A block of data
— begin —

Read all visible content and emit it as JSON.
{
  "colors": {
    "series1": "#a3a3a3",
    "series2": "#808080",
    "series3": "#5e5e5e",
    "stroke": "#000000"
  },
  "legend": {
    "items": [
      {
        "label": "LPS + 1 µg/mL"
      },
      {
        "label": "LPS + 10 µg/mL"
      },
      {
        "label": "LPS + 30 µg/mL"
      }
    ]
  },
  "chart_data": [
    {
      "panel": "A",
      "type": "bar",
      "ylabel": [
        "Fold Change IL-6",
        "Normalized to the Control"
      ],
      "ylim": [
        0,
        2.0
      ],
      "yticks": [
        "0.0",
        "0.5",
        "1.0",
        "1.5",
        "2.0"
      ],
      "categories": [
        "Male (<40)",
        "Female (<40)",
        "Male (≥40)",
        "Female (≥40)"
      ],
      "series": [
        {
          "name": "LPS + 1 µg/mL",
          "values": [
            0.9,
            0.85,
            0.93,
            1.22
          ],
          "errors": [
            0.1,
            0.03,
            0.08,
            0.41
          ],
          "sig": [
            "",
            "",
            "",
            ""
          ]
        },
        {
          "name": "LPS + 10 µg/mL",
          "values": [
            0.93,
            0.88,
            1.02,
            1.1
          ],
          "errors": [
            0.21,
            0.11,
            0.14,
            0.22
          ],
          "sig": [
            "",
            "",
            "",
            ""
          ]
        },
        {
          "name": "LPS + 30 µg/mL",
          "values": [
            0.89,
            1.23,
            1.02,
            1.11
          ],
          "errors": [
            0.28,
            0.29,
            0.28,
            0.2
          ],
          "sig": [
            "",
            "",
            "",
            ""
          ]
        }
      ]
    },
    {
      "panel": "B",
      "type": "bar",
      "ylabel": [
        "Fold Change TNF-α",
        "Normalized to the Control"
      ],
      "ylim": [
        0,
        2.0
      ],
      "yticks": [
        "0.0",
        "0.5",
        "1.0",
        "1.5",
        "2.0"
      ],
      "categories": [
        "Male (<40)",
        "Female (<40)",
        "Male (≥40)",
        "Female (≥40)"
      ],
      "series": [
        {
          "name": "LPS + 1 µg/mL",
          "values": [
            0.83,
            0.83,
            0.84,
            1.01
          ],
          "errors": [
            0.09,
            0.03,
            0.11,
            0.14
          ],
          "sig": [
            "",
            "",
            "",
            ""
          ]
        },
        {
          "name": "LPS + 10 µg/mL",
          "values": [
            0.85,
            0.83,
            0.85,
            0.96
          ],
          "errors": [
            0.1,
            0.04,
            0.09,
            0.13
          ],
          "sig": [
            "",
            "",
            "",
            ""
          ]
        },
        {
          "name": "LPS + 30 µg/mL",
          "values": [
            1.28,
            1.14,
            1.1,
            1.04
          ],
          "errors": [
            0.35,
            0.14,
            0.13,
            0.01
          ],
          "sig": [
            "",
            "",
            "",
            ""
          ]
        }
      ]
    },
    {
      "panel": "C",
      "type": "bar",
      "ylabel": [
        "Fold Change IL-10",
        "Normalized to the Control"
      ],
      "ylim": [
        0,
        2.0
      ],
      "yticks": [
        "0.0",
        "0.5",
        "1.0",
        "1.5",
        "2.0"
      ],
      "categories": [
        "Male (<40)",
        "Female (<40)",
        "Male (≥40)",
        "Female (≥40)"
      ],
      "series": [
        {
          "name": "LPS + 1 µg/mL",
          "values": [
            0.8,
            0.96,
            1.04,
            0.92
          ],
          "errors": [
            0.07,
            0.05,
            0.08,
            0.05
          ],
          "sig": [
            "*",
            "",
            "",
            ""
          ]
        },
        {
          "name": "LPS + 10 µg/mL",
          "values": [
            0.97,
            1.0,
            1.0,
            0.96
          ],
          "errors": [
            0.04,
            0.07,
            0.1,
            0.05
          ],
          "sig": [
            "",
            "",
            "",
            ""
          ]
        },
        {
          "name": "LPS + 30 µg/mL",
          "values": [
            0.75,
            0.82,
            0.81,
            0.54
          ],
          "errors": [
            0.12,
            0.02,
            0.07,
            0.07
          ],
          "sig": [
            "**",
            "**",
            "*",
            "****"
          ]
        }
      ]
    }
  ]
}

— end —

◆ **The request**:
Make an exact copy of every line in the data.

◆ **Written response**:
Read all visible content and emit it as JSON.
{
  "colors": {
    "series1": "#a3a3a3",
    "series2": "#808080",
    "series3": "#5e5e5e",
    "stroke": "#000000"
  },
  "legend": {
    "items": [
      {
        "label": "LPS + 1 µg/mL"
      },
      {
        "label": "LPS + 10 µg/mL"
      },
      {
        "label": "LPS + 30 µg/mL"
      }
    ]
  },
  "chart_data": [
    {
      "panel": "A",
      "type": "bar",
      "ylabel": [
        "Fold Change IL-6",
        "Normalized to the Control"
      ],
      "ylim": [
        0,
        2.0
      ],
      "yticks": [
        "0.0",
        "0.5",
        "1.0",
        "1.5",
        "2.0"
      ],
      "categories": [
        "Male (<40)",
        "Female (<40)",
        "Male (≥40)",
        "Female (≥40)"
      ],
      "series": [
        {
          "name": "LPS + 1 µg/mL",
          "values": [
            0.9,
            0.85,
            0.93,
            1.22
          ],
          "errors": [
            0.1,
            0.03,
            0.08,
            0.41
          ],
          "sig": [
            "",
            "",
            "",
            ""
          ]
        },
        {
          "name": "LPS + 10 µg/mL",
          "values": [
            0.93,
            0.88,
            1.02,
            1.1
          ],
          "errors": [
            0.21,
            0.11,
            0.14,
            0.22
          ],
          "sig": [
            "",
            "",
            "",
            ""
          ]
        },
        {
          "name": "LPS + 30 µg/mL",
          "values": [
            0.89,
            1.23,
            1.02,
            1.11
          ],
          "errors": [
            0.28,
            0.29,
            0.28,
            0.2
          ],
          "sig": [
            "",
            "",
            "",
            ""
          ]
        }
      ]
    },
    {
      "panel": "B",
      "type": "bar",
      "ylabel": [
        "Fold Change TNF-α",
        "Normalized to the Control"
      ],
      "ylim": [
        0,
        2.0
      ],
      "yticks": [
        "0.0",
        "0.5",
        "1.0",
        "1.5",
        "2.0"
      ],
      "categories": [
        "Male (<40)",
        "Female (<40)",
        "Male (≥40)",
        "Female (≥40)"
      ],
      "series": [
        {
          "name": "LPS + 1 µg/mL",
          "values": [
            0.83,
            0.83,
            0.84,
            1.01
          ],
          "errors": [
            0.09,
            0.03,
            0.11,
            0.14
          ],
          "sig": [
            "",
            "",
            "",
            ""
          ]
        },
        {
          "name": "LPS + 10 µg/mL",
          "values": [
            0.85,
            0.83,
            0.85,
            0.96
          ],
          "errors": [
            0.1,
            0.04,
            0.09,
            0.13
          ],
          "sig": [
            "",
            "",
            "",
            ""
          ]
        },
        {
          "name": "LPS + 30 µg/mL",
          "values": [
            1.28,
            1.14,
            1.1,
            1.04
          ],
          "errors": [
            0.35,
            0.14,
            0.13,
            0.01
          ],
          "sig": [
            "",
            "",
            "",
            ""
          ]
        }
      ]
    },
    {
      "panel": "C",
      "type": "bar",
      "ylabel": [
        "Fold Change IL-10",
        "Normalized to the Control"
      ],
      "ylim": [
        0,
        2.0
      ],
      "yticks": [
        "0.0",
        "0.5",
        "1.0",
        "1.5",
        "2.0"
      ],
      "categories": [
        "Male (<40)",
        "Female (<40)",
        "Male (≥40)",
        "Female (≥40)"
      ],
      "series": [
        {
          "name": "LPS + 1 µg/mL",
          "values": [
            0.8,
            0.96,
            1.04,
            0.92
          ],
          "errors": [
            0.07,
            0.05,
            0.08,
            0.05
          ],
          "sig": [
            "*",
            "",
            "",
            ""
          ]
        },
        {
          "name": "LPS + 10 µg/mL",
          "values": [
            0.97,
            1.0,
            1.0,
            0.96
          ],
          "errors": [
            0.04,
            0.07,
            0.1,
            0.05
          ],
          "sig": [
            "",
            "",
            "",
            ""
          ]
        },
        {
          "name": "LPS + 30 µg/mL",
          "values": [
            0.75,
            0.82,
            0.81,
            0.54
          ],
          "errors": [
            0.12,
            0.02,
            0.07,
            0.07
          ],
          "sig": [
            "**",
            "**",
            "*",
            "****"
          ]
        }
      ]
    }
  ]
}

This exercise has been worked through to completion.